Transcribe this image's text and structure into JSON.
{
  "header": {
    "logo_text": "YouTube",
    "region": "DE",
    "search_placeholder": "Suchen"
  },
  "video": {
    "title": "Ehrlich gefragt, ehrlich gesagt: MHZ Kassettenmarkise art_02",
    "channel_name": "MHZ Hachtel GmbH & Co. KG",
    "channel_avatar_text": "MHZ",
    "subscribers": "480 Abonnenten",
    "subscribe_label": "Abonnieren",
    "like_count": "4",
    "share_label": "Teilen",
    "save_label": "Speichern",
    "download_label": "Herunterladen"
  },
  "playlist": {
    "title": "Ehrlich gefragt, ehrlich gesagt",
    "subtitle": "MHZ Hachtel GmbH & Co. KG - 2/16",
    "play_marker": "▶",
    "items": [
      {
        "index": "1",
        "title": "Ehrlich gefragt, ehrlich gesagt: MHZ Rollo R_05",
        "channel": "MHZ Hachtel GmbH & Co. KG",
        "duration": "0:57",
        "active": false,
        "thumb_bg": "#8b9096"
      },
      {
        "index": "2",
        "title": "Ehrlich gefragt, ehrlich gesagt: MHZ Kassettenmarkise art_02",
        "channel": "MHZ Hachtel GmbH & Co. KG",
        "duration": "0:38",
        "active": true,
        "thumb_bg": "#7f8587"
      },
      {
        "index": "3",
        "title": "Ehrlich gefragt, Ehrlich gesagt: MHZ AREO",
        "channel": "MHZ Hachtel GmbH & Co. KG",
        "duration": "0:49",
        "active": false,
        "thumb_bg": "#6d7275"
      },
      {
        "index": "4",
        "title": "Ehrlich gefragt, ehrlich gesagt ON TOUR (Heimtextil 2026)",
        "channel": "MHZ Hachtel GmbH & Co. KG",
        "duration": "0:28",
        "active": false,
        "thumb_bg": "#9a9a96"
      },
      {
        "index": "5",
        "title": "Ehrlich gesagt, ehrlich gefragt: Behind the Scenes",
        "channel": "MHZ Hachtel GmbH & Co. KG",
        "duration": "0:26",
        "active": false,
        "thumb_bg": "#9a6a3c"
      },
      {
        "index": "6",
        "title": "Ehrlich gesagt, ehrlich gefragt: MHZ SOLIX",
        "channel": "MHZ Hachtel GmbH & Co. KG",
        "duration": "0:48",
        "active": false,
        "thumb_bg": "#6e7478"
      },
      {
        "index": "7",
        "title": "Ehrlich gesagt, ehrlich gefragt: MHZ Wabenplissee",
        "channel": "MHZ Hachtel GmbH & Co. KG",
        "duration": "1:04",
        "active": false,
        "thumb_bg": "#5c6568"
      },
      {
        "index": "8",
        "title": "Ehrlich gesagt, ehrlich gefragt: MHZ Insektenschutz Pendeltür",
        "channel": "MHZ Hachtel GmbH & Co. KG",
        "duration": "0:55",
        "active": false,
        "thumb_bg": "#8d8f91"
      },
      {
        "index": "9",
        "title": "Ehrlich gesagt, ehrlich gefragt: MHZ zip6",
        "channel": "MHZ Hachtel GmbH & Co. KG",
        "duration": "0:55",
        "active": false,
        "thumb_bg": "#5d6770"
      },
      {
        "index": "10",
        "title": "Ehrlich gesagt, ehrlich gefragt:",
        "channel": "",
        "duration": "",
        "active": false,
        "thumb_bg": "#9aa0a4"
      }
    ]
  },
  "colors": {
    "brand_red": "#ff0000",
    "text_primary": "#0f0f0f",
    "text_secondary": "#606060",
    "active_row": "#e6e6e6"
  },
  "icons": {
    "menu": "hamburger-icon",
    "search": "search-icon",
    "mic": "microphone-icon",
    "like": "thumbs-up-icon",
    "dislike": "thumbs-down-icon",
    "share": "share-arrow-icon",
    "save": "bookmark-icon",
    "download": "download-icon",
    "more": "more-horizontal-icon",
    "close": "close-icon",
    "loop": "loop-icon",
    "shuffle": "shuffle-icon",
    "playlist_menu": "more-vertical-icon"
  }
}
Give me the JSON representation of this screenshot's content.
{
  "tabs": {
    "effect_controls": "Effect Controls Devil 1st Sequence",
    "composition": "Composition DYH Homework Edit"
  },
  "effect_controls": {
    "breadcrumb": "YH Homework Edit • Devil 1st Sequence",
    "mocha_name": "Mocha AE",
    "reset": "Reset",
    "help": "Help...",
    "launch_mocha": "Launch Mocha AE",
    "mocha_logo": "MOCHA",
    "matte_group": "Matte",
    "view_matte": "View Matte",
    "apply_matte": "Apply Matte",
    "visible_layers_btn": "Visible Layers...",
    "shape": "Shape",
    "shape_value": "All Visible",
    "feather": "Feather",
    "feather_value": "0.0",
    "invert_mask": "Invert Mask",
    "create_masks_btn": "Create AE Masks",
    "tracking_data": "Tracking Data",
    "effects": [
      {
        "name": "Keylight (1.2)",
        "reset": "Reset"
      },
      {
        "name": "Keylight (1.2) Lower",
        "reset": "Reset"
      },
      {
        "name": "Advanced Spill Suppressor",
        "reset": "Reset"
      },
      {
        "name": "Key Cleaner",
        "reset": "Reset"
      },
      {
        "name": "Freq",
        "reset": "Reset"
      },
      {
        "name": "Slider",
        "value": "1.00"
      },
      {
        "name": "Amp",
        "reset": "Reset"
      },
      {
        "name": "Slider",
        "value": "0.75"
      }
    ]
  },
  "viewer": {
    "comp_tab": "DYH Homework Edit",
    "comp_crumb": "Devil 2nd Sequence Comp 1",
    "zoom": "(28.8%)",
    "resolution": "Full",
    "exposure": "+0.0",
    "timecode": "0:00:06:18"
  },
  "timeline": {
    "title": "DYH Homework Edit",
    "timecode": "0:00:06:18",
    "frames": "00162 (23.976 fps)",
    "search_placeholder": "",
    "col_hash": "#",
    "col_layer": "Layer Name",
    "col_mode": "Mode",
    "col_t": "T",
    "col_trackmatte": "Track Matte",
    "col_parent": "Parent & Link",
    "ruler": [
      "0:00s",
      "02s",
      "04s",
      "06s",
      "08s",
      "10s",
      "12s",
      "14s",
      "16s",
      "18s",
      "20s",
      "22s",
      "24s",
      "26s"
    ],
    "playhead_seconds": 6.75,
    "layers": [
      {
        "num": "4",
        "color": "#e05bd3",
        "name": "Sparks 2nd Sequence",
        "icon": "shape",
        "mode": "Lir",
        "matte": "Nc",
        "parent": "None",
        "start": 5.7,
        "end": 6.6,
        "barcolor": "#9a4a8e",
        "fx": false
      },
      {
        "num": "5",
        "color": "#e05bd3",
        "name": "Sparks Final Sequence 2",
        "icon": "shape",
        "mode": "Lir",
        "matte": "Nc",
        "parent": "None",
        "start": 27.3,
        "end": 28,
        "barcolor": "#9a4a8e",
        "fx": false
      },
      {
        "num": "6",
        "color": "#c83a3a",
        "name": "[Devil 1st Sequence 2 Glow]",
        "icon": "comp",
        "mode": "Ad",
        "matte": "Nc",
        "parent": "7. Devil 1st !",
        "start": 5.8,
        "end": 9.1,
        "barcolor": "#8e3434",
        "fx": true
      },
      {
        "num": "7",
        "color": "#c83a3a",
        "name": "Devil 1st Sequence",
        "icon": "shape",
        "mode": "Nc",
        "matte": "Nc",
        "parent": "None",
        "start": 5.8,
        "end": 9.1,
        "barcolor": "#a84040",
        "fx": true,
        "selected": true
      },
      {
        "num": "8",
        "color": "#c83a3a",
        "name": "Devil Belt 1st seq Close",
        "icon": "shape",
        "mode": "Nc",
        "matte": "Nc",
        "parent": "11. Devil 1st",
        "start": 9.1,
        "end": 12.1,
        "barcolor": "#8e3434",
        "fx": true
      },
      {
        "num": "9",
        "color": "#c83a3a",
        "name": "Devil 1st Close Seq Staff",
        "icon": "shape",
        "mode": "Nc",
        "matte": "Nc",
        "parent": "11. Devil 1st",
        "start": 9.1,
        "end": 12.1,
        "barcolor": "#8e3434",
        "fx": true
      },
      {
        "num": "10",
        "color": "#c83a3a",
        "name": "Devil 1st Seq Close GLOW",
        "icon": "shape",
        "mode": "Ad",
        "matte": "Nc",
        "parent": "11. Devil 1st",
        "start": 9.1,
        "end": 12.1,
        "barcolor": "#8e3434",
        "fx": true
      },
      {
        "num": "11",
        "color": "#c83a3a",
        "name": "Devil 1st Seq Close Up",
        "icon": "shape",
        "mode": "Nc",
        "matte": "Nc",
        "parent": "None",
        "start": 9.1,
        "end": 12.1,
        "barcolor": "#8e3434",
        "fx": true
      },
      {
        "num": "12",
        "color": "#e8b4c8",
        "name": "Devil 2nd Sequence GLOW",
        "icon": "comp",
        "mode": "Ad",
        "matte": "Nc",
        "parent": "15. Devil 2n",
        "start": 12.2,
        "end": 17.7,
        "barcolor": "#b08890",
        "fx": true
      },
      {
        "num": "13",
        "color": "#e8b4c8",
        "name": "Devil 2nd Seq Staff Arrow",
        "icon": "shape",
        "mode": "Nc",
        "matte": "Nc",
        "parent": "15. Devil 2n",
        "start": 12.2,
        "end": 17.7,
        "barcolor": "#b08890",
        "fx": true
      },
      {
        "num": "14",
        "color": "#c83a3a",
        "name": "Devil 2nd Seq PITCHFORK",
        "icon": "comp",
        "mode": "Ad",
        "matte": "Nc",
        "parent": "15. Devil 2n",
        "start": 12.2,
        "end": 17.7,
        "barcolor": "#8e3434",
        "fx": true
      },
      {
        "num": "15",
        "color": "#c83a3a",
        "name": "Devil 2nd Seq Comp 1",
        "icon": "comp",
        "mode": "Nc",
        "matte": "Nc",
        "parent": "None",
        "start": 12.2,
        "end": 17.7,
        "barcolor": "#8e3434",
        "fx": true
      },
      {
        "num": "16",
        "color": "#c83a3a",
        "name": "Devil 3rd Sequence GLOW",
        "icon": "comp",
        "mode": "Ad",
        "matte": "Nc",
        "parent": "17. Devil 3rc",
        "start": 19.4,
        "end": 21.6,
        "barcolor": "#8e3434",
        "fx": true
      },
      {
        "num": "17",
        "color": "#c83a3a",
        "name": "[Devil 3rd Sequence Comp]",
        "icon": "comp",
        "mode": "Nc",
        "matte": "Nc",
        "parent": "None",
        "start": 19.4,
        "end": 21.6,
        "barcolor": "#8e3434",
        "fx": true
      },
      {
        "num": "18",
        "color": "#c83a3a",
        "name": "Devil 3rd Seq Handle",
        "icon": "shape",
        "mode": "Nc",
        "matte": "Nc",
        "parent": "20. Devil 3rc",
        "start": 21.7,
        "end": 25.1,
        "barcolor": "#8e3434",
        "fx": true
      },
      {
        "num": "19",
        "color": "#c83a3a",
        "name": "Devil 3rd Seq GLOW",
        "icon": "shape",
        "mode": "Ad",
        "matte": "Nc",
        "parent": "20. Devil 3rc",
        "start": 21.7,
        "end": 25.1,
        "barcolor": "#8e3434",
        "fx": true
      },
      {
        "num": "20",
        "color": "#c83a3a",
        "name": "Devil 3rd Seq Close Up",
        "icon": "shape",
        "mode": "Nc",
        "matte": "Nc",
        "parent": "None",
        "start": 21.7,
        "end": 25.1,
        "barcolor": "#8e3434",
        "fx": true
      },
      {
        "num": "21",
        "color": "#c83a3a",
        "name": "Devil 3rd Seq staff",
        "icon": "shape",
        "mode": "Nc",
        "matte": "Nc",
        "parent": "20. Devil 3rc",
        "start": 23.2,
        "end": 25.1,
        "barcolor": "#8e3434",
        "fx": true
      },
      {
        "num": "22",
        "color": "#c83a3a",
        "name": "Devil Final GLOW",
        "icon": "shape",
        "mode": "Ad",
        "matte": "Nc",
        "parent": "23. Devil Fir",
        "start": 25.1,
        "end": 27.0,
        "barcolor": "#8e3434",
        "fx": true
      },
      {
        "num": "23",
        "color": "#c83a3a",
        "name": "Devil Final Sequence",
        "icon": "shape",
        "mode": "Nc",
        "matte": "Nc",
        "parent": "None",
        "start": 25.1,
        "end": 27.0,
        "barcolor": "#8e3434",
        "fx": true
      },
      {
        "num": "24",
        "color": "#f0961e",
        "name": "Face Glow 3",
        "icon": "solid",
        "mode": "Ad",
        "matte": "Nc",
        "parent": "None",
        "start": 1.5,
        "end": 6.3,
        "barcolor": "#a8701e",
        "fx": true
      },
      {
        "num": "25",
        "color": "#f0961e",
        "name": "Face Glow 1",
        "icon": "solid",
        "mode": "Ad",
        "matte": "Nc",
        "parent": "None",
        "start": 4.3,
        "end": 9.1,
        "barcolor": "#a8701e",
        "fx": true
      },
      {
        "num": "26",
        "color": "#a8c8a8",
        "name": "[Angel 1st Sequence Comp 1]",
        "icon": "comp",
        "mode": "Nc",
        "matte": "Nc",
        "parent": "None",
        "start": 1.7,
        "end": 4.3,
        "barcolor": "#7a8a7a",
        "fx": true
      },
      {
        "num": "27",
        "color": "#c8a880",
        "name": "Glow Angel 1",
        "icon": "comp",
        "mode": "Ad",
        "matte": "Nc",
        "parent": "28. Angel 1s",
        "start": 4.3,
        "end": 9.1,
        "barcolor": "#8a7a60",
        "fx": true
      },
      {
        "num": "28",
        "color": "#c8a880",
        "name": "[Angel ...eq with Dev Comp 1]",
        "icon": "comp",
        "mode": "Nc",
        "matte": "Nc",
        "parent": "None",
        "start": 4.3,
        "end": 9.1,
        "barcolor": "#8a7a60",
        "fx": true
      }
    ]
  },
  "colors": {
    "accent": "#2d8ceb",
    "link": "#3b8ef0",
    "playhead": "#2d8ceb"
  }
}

# Task objective:
Please list every line of the records that contains "Visible".

# In response:
    "visible_layers_btn": "Visible Layers...",
    "shape_value": "All Visible",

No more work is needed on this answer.